Task to complete. Please filter the rows below and keep only the lines that contain the string "axis".

Records supplied.
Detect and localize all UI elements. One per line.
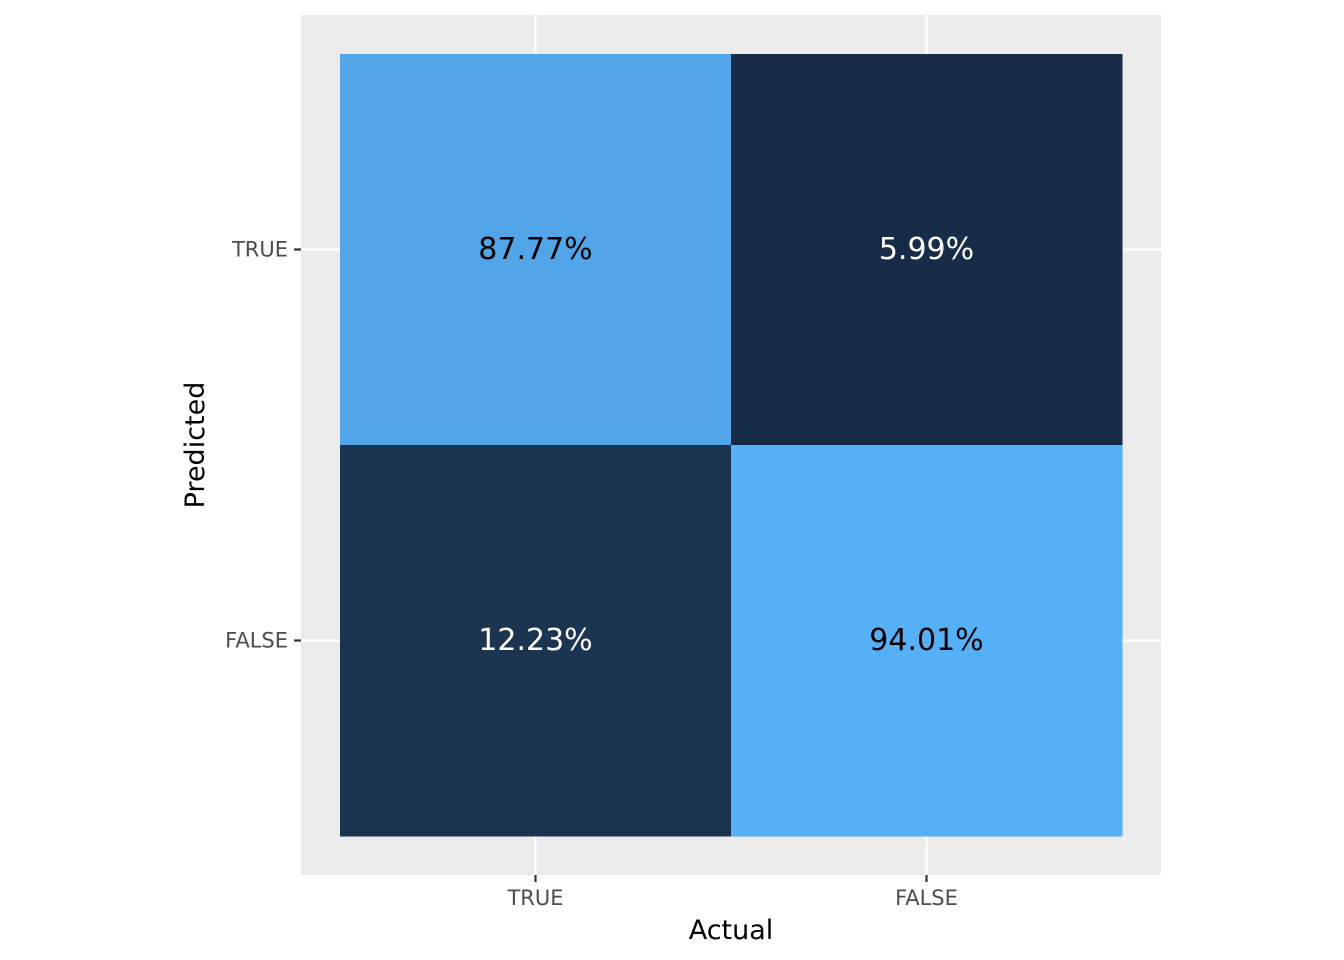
y-tick-label: FALSE (225, 629, 288, 653)
cell-value-label: 5.99% (879, 232, 974, 267)
cell-value-label: 12.23% (478, 623, 592, 658)
cell-value-label: 87.77% (478, 232, 592, 267)
heatmap-cell (340, 445, 732, 837)
cell-labels: 87.77% 5.99% 12.23% 94.01% (478, 232, 983, 658)
x-tick-label: FALSE (895, 886, 958, 910)
heatmap-cells (340, 54, 1123, 837)
x-tick-label: TRUE (506, 886, 563, 910)
heatmap-cell (731, 445, 1123, 837)
heatmap-cell (340, 54, 732, 446)
heatmap-cell (731, 54, 1123, 446)
cell-value-label: 94.01% (869, 623, 983, 658)
y-axis-title: Predicted (180, 382, 211, 509)
x-axis: TRUE FALSE (506, 875, 958, 910)
y-tick-label: TRUE (231, 238, 288, 262)
x-axis-title: Actual (689, 915, 774, 946)
y-axis: TRUE FALSE (225, 238, 301, 653)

Final result.
y-axis-title: Predicted (180, 382, 211, 509)
x-axis: TRUE FALSE (506, 875, 958, 910)
x-axis-title: Actual (689, 915, 774, 946)
y-axis: TRUE FALSE (225, 238, 301, 653)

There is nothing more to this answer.